▶ _Problem_: Only the lines from the one containing "Serialize everything readable" through the end of the records should be retyped, exactly and including both ends; pictures stay out.
** START OF Records supplied **
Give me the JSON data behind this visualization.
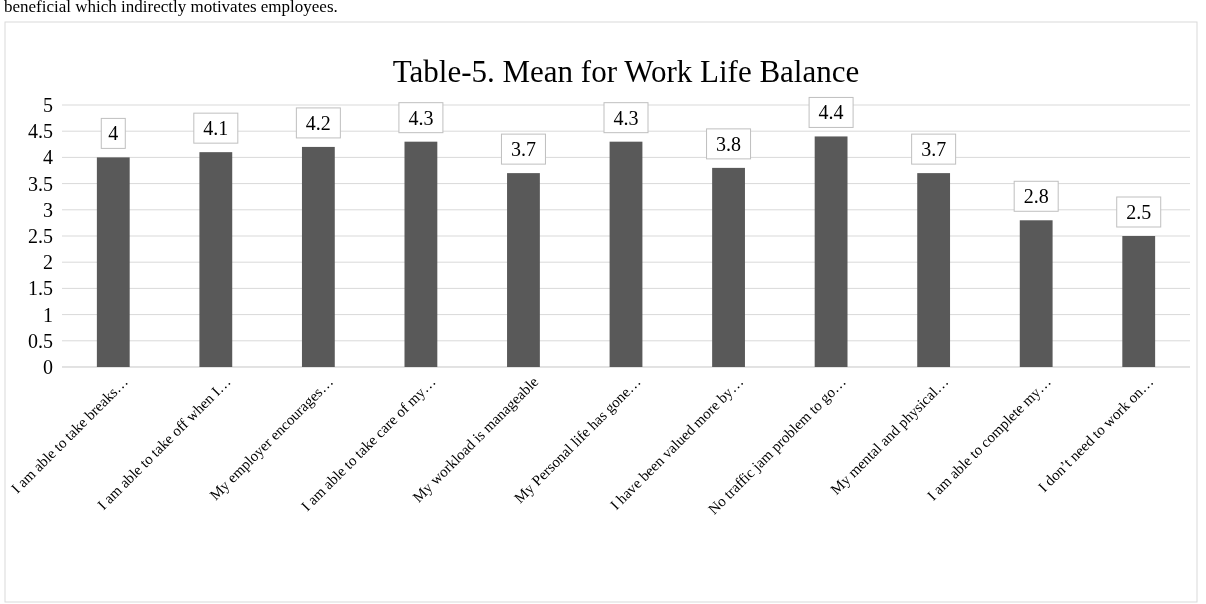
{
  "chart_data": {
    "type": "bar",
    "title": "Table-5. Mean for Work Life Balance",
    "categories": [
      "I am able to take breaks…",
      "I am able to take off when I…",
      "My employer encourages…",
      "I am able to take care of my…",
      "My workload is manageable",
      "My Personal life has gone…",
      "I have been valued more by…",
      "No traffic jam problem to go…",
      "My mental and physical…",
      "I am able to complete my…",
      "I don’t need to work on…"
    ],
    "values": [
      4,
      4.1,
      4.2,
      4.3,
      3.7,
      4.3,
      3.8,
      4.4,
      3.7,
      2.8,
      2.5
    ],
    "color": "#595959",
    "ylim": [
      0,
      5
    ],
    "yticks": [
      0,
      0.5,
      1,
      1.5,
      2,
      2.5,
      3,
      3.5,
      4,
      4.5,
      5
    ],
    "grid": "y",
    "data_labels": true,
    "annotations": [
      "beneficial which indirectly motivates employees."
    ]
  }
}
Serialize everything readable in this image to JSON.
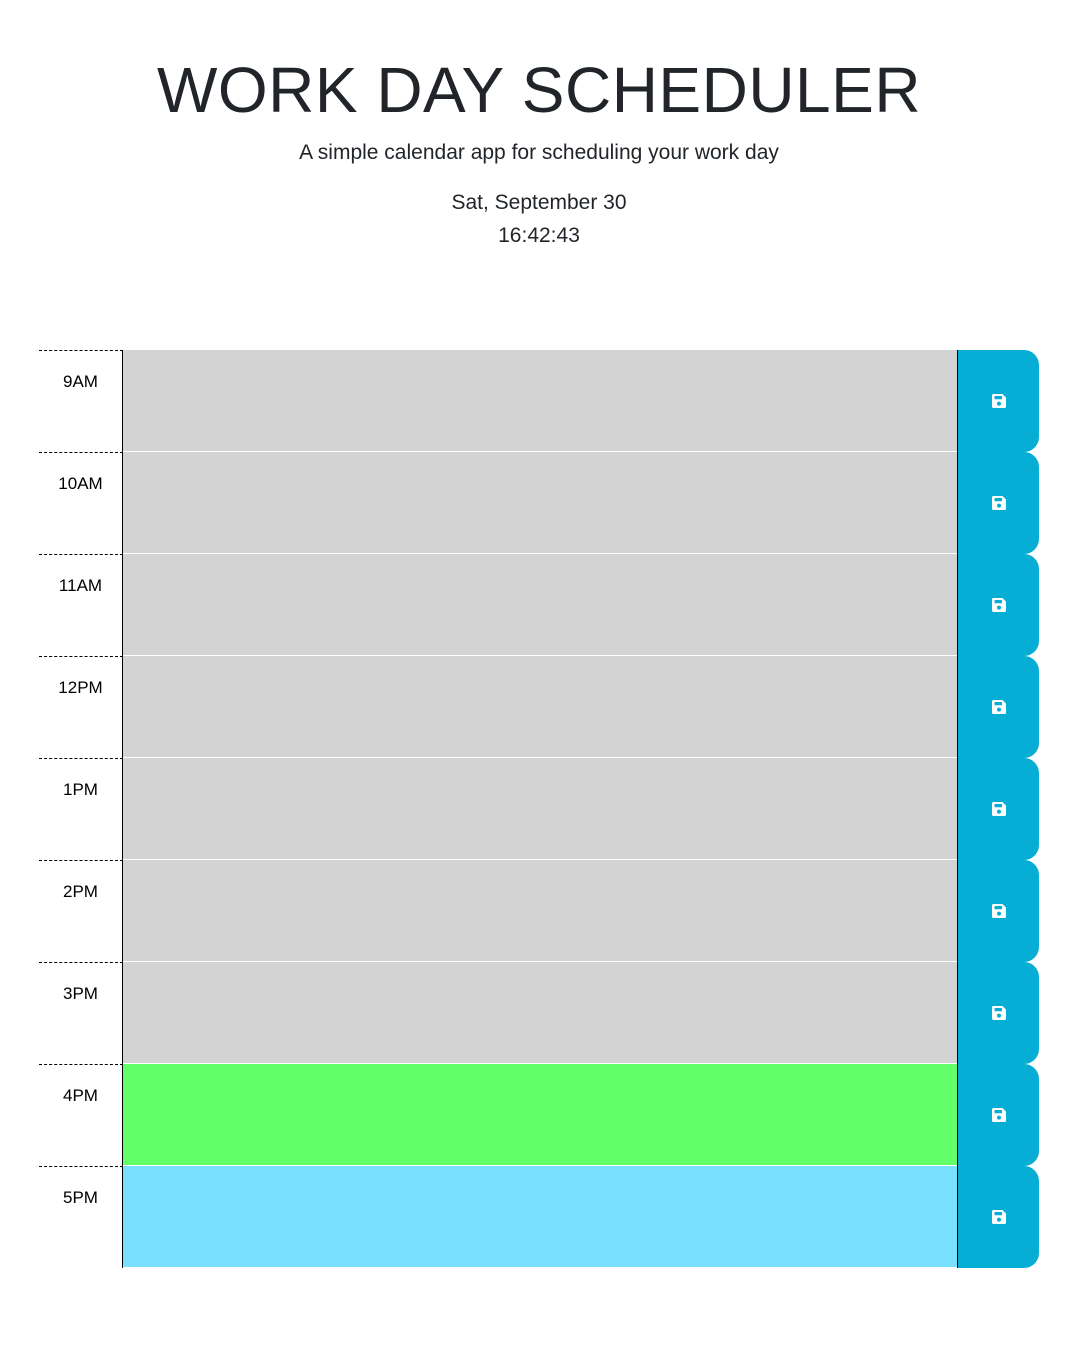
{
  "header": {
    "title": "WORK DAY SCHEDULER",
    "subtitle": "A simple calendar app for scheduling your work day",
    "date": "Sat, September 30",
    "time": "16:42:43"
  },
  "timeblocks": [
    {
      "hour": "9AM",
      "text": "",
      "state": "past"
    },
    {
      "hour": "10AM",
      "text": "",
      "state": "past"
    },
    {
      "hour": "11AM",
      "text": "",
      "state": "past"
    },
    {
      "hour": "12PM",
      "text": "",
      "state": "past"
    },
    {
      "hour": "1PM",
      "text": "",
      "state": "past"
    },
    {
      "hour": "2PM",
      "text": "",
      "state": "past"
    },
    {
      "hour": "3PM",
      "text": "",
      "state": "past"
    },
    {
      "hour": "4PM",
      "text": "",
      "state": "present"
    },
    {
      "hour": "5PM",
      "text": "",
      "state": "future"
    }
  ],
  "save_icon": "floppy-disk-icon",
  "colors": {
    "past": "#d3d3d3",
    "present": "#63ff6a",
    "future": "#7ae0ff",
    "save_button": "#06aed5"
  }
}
** END OF Records supplied **
▶ _Output of the exercise_:
Serialize everything readable in this image to JSON.
{
  "header": {
    "title": "WORK DAY SCHEDULER",
    "subtitle": "A simple calendar app for scheduling your work day",
    "date": "Sat, September 30",
    "time": "16:42:43"
  },
  "timeblocks": [
    {
      "hour": "9AM",
      "text": "",
      "state": "past"
    },
    {
      "hour": "10AM",
      "text": "",
      "state": "past"
    },
    {
      "hour": "11AM",
      "text": "",
      "state": "past"
    },
    {
      "hour": "12PM",
      "text": "",
      "state": "past"
    },
    {
      "hour": "1PM",
      "text": "",
      "state": "past"
    },
    {
      "hour": "2PM",
      "text": "",
      "state": "past"
    },
    {
      "hour": "3PM",
      "text": "",
      "state": "past"
    },
    {
      "hour": "4PM",
      "text": "",
      "state": "present"
    },
    {
      "hour": "5PM",
      "text": "",
      "state": "future"
    }
  ],
  "save_icon": "floppy-disk-icon",
  "colors": {
    "past": "#d3d3d3",
    "present": "#63ff6a",
    "future": "#7ae0ff",
    "save_button": "#06aed5"
  }
}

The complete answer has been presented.